> Records supplied:
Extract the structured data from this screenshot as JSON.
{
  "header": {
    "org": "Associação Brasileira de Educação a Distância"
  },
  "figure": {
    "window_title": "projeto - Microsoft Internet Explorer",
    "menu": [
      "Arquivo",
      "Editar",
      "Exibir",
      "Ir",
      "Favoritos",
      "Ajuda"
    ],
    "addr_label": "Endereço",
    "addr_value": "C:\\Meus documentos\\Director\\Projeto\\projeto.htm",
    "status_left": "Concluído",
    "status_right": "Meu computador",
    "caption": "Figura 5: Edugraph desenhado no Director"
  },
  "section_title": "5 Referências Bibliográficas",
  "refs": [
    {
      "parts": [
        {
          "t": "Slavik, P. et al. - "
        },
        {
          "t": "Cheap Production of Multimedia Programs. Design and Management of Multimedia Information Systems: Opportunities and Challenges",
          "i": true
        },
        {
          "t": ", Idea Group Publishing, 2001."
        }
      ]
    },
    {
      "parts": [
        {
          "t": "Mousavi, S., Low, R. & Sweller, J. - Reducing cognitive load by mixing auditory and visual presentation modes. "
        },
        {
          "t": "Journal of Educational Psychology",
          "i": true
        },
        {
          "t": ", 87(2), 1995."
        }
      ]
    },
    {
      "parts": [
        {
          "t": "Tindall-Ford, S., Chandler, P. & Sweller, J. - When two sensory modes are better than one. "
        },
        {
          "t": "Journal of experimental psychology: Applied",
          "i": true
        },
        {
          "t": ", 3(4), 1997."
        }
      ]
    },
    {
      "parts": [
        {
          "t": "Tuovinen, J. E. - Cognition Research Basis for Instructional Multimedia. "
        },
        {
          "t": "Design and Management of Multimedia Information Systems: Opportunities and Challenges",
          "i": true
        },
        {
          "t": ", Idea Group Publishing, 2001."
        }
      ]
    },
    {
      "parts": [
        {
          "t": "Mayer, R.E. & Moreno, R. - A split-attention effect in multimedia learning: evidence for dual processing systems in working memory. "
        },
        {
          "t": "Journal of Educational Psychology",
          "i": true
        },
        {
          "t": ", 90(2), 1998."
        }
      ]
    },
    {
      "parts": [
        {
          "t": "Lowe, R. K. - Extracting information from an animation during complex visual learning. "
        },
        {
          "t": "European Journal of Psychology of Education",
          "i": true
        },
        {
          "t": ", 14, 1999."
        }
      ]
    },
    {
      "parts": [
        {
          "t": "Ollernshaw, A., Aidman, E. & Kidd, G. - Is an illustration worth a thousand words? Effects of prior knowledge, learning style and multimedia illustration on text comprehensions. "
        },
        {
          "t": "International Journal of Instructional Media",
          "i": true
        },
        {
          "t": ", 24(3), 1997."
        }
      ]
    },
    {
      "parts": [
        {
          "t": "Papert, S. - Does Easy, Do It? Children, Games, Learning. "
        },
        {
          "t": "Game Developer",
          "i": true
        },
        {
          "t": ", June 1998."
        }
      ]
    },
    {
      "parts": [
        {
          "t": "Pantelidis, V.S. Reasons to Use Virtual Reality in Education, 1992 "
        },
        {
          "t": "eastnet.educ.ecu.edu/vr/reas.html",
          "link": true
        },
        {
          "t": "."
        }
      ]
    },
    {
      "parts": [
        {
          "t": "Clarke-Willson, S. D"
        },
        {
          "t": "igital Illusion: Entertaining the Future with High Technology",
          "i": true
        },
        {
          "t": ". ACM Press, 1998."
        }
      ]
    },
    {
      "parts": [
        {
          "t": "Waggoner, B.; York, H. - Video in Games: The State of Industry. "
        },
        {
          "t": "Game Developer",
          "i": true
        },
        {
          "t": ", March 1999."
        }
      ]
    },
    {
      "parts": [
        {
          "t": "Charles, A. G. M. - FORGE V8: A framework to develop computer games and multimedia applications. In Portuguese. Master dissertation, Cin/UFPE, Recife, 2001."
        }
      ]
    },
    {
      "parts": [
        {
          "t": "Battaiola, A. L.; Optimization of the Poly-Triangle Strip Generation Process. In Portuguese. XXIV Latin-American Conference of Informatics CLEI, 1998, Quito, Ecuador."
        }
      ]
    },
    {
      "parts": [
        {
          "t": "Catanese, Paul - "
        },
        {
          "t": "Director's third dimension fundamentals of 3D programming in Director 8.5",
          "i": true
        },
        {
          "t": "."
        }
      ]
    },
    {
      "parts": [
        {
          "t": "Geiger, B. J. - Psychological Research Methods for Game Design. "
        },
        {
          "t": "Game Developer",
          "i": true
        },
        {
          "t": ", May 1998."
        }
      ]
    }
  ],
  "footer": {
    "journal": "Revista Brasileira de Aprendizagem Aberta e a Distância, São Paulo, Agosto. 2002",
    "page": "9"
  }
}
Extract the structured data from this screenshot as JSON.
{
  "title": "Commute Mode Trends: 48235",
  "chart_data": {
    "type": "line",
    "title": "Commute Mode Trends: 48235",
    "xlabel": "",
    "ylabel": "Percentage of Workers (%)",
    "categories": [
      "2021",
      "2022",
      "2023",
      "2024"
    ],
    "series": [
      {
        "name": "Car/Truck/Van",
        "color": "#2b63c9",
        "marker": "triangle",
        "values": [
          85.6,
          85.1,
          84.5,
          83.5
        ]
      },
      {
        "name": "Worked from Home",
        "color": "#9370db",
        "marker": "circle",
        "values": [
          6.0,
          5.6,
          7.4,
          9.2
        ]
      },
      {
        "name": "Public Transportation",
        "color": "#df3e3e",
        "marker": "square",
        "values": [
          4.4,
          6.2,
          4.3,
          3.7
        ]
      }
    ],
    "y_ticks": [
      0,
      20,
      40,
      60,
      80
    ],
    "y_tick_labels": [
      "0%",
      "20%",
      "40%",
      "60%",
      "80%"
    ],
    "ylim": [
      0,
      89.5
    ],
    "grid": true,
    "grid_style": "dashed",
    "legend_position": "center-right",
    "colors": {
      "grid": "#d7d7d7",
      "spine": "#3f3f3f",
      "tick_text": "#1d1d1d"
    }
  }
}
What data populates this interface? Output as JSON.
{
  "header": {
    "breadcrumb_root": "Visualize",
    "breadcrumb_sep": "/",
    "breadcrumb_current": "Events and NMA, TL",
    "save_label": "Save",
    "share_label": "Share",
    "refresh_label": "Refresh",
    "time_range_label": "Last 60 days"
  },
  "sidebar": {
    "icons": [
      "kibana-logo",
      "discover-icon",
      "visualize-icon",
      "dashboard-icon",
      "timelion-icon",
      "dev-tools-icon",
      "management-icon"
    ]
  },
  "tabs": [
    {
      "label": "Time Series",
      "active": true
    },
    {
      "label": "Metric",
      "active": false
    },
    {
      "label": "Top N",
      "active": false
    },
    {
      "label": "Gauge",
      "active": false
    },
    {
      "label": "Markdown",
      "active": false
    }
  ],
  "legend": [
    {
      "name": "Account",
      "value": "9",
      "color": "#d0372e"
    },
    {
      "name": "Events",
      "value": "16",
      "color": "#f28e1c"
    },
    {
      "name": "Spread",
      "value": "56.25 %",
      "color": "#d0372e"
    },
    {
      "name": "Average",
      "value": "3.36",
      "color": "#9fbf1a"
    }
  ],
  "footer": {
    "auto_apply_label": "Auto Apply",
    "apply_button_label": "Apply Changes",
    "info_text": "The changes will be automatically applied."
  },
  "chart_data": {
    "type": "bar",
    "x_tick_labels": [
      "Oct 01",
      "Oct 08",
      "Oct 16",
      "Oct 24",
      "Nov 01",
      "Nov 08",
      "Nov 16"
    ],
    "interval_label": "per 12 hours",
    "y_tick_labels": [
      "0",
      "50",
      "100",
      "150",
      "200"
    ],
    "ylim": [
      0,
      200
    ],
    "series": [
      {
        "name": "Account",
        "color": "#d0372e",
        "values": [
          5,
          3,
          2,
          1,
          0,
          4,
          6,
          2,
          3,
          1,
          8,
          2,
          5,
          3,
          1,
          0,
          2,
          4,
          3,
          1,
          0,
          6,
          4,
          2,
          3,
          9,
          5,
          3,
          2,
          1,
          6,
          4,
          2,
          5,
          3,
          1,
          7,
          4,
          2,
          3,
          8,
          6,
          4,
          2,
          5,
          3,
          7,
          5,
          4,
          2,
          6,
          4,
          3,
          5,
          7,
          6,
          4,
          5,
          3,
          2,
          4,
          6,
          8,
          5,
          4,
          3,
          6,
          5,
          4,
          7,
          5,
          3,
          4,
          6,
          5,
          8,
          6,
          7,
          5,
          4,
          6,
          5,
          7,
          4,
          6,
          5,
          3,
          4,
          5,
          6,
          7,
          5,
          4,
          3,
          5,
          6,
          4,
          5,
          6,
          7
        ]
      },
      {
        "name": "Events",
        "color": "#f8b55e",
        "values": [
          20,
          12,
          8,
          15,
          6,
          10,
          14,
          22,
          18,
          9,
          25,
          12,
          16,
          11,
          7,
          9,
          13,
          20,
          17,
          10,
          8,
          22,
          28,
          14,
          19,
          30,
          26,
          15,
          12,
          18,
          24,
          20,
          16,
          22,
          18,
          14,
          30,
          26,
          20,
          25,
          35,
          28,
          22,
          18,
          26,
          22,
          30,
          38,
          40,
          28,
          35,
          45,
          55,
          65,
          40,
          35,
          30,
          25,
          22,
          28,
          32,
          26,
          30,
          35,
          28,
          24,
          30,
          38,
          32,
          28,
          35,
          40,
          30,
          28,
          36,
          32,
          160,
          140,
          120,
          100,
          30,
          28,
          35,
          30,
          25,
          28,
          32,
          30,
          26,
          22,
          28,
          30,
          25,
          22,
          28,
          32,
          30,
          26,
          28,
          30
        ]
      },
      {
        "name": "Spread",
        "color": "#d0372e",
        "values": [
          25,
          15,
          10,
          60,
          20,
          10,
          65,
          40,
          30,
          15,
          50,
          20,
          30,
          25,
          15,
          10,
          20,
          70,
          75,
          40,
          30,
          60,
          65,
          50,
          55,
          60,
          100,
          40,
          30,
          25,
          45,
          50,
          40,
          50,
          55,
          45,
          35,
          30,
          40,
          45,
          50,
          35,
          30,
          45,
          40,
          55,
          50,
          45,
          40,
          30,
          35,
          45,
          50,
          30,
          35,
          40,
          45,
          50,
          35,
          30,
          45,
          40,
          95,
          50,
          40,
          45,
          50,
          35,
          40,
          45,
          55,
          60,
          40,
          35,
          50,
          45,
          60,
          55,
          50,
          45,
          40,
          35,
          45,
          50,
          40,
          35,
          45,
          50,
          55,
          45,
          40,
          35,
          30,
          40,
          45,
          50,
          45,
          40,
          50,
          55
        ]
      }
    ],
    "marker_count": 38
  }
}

> Problem description: Search the lines above for the string "from" and copy each line that has it.

> The response:
Extract the structured data from this screenshot as JSON.
          "t": "Lowe, R. K. - Extracting information from an animation during complex visual learning. "
Extract the structured data from this screenshot as JSON.
        "name": "Worked from Home",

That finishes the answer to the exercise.